WORK REQUIRED:
Repeat every record below exactly, omitting any pictures.

DATA SUPPLIED:

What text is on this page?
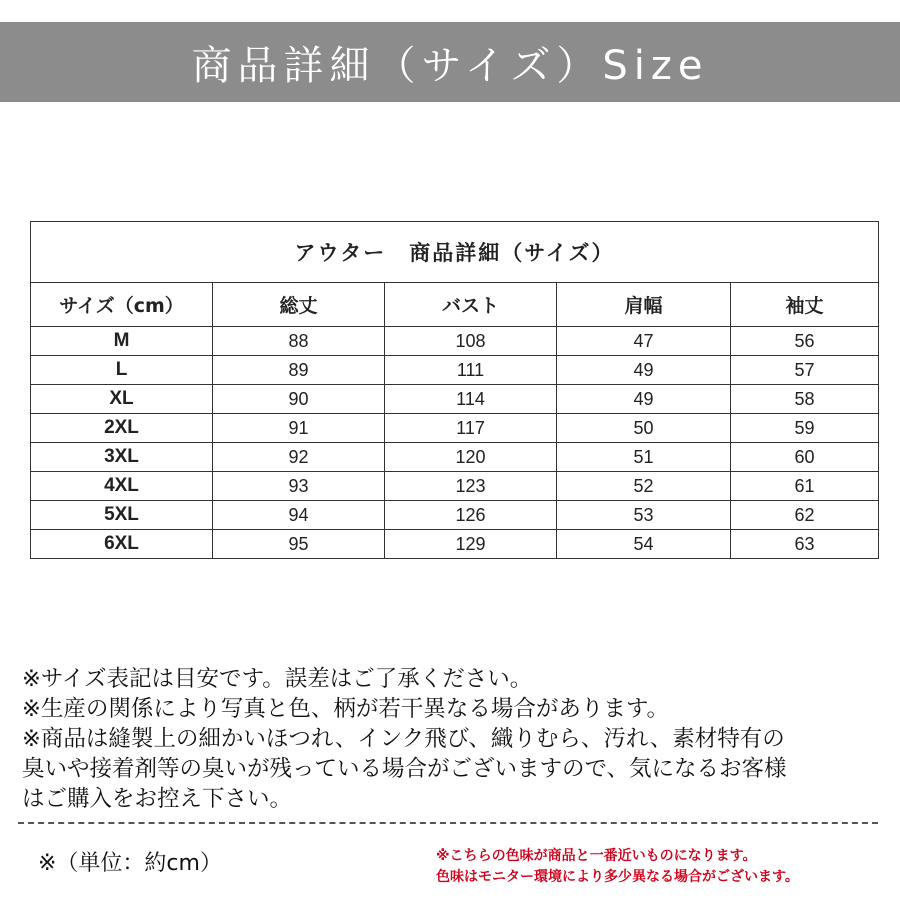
商品詳細（サイズ）Size
アウター　商品詳細（サイズ）				
サイズ（cm）	総丈	バスト	肩幅	袖丈
M	88	108	47	56
L	89	111	49	57
XL	90	114	49	58
2XL	91	117	50	59
3XL	92	120	51	60
4XL	93	123	52	61
5XL	94	126	53	62
6XL	95	129	54	63
※サイズ表記は目安です。誤差はご了承ください。
※生産の関係により写真と色、柄が若干異なる場合があります。
※商品は縫製上の細かいほつれ、インク飛び、織りむら、汚れ、素材特有の
臭いや接着剤等の臭いが残っている場合がございますので、気になるお客様
はご購入をお控え下さい。
※（単位：約cm）	※こちらの色味が商品と一番近いものになります。
色味はモニター環境により多少異なる場合がございます。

SOLVED PROBLEM:
What text is on this page?
商品詳細（サイズ）Size
アウター　商品詳細（サイズ）				
サイズ（cm）	総丈	バスト	肩幅	袖丈
M	88	108	47	56
L	89	111	49	57
XL	90	114	49	58
2XL	91	117	50	59
3XL	92	120	51	60
4XL	93	123	52	61
5XL	94	126	53	62
6XL	95	129	54	63
※サイズ表記は目安です。誤差はご了承ください。
※生産の関係により写真と色、柄が若干異なる場合があります。
※商品は縫製上の細かいほつれ、インク飛び、織りむら、汚れ、素材特有の
臭いや接着剤等の臭いが残っている場合がございますので、気になるお客様
はご購入をお控え下さい。
※（単位：約cm）	※こちらの色味が商品と一番近いものになります。
色味はモニター環境により多少異なる場合がございます。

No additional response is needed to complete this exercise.